_Set exercise:_
Look for "marker" in the listing below. Gather each line that contains it.

_Input data:_
━━━━━━━━

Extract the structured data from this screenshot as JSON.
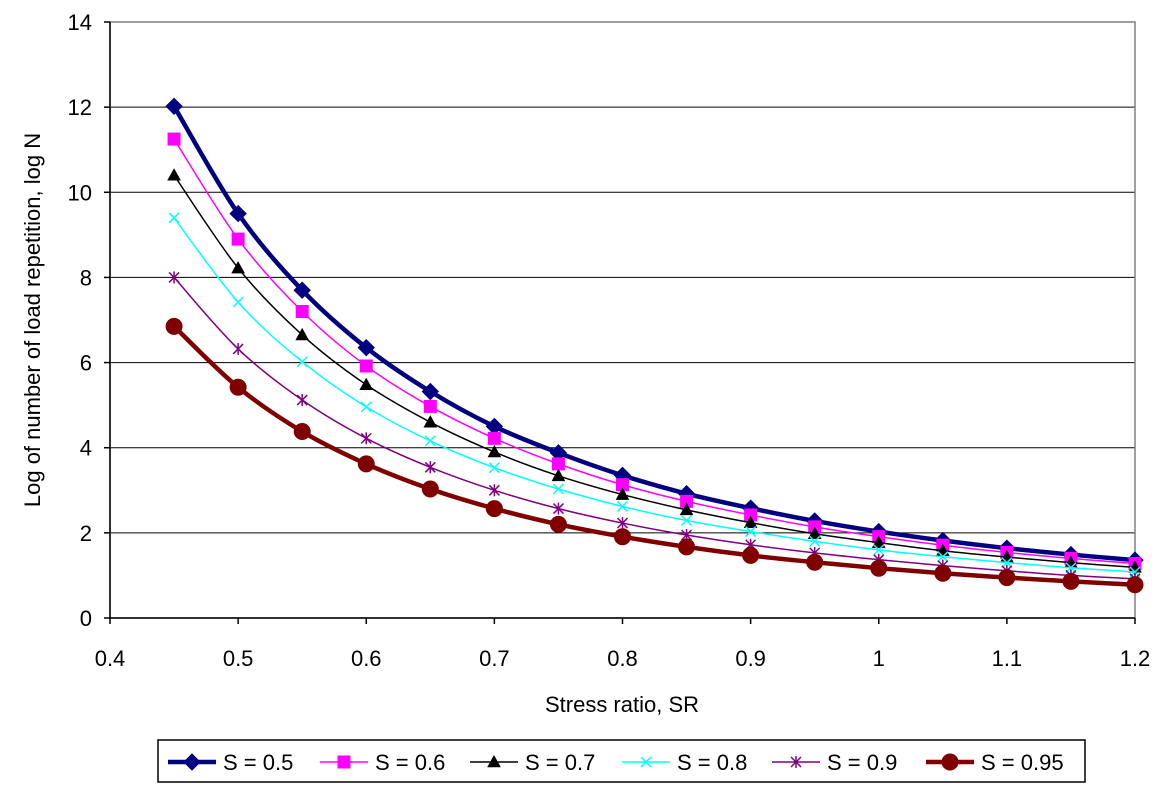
{
  "chart_data": {
    "type": "line",
    "title": "",
    "xlabel": "Stress ratio, SR",
    "ylabel": "Log of number of load repetition, log N",
    "xlim": [
      0.4,
      1.2
    ],
    "ylim": [
      0,
      14
    ],
    "xticks": [
      "0.4",
      "0.5",
      "0.6",
      "0.7",
      "0.8",
      "0.9",
      "1",
      "1.1",
      "1.2"
    ],
    "yticks": [
      "0",
      "2",
      "4",
      "6",
      "8",
      "10",
      "12",
      "14"
    ],
    "x": [
      0.45,
      0.5,
      0.55,
      0.6,
      0.65,
      0.7,
      0.75,
      0.8,
      0.85,
      0.9,
      0.95,
      1.0,
      1.05,
      1.1,
      1.15,
      1.2
    ],
    "grid": "horizontal",
    "legend_position": "bottom",
    "series": [
      {
        "name": "S = 0.5",
        "color": "#000080",
        "marker": "diamond",
        "values": [
          12.02,
          9.5,
          7.7,
          6.35,
          5.32,
          4.5,
          3.88,
          3.35,
          2.92,
          2.58,
          2.28,
          2.03,
          1.82,
          1.64,
          1.49,
          1.36
        ]
      },
      {
        "name": "S = 0.6",
        "color": "#ff00ff",
        "marker": "square",
        "values": [
          11.25,
          8.9,
          7.2,
          5.92,
          4.97,
          4.22,
          3.62,
          3.13,
          2.74,
          2.42,
          2.14,
          1.91,
          1.71,
          1.54,
          1.4,
          1.28
        ]
      },
      {
        "name": "S = 0.7",
        "color": "#000000",
        "marker": "triangle",
        "values": [
          10.4,
          8.22,
          6.65,
          5.48,
          4.6,
          3.9,
          3.34,
          2.9,
          2.54,
          2.24,
          1.98,
          1.77,
          1.58,
          1.43,
          1.3,
          1.19
        ]
      },
      {
        "name": "S = 0.8",
        "color": "#00ffff",
        "marker": "x",
        "values": [
          9.4,
          7.42,
          6.02,
          4.96,
          4.16,
          3.53,
          3.03,
          2.62,
          2.29,
          2.03,
          1.8,
          1.6,
          1.44,
          1.3,
          1.18,
          1.08
        ]
      },
      {
        "name": "S = 0.9",
        "color": "#800080",
        "marker": "star",
        "values": [
          8.0,
          6.32,
          5.12,
          4.22,
          3.54,
          3.0,
          2.57,
          2.23,
          1.95,
          1.72,
          1.53,
          1.37,
          1.23,
          1.11,
          1.0,
          0.92
        ]
      },
      {
        "name": "S = 0.95",
        "color": "#800000",
        "marker": "circle",
        "values": [
          6.85,
          5.42,
          4.38,
          3.62,
          3.03,
          2.57,
          2.2,
          1.91,
          1.67,
          1.47,
          1.31,
          1.17,
          1.05,
          0.95,
          0.86,
          0.78
        ]
      }
    ]
  }
}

━━━━━━━━

_Completed exercise:_
        "marker": "diamond",
        "marker": "square",
        "marker": "triangle",
        "marker": "x",
        "marker": "star",
        "marker": "circle",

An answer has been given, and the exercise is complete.